_Exercise task:_ Collect each line containing "GraphPad".

━━━━━━━━

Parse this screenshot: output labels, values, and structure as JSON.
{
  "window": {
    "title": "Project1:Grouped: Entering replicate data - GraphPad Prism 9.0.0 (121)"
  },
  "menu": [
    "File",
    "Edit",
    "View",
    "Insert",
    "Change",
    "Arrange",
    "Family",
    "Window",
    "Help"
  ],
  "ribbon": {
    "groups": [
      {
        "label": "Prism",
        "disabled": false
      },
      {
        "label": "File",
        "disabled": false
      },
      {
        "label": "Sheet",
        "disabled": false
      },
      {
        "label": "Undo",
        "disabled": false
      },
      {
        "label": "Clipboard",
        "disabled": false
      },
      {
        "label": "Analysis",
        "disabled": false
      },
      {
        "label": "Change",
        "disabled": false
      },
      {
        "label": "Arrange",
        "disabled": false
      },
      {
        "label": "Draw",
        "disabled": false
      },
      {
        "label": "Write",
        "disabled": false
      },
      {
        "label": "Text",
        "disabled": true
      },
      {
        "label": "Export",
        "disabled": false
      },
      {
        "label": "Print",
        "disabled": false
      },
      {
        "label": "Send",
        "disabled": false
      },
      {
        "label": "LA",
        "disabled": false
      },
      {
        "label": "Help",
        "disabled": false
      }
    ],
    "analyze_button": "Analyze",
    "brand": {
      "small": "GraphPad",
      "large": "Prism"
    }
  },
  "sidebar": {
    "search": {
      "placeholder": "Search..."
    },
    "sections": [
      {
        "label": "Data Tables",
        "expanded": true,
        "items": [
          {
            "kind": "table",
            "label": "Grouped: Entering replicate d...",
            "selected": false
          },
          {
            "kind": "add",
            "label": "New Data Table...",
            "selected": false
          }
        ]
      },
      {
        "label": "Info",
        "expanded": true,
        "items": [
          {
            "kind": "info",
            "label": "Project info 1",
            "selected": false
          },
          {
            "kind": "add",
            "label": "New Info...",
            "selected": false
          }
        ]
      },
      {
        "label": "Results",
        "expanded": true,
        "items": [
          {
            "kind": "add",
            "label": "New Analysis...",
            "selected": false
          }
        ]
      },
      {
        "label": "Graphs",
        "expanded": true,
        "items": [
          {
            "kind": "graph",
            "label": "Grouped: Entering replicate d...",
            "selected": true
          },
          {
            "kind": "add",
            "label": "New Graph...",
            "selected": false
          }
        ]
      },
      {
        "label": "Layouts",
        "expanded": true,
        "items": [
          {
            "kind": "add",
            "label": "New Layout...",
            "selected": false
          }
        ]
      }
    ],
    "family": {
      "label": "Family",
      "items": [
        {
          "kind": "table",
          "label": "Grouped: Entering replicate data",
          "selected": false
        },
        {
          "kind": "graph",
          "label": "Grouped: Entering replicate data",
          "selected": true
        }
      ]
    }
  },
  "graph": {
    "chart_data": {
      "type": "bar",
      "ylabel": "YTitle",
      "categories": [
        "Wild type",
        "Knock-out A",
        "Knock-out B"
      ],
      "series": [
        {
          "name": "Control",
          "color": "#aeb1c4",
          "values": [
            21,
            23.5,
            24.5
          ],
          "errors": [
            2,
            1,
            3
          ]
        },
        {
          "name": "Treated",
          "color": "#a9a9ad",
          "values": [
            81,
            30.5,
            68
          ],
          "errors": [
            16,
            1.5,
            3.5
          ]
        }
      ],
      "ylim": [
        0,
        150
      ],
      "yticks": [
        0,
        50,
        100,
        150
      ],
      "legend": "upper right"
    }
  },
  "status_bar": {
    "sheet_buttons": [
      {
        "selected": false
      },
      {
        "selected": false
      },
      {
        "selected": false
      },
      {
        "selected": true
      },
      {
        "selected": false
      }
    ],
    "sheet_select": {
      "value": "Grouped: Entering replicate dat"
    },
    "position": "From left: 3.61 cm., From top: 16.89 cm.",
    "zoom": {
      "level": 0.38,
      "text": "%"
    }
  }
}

━━━━━━━━

_Exercise answer:_
    "title": "Project1:Grouped: Entering replicate data - GraphPad Prism 9.0.0 (121)"
      "small": "GraphPad",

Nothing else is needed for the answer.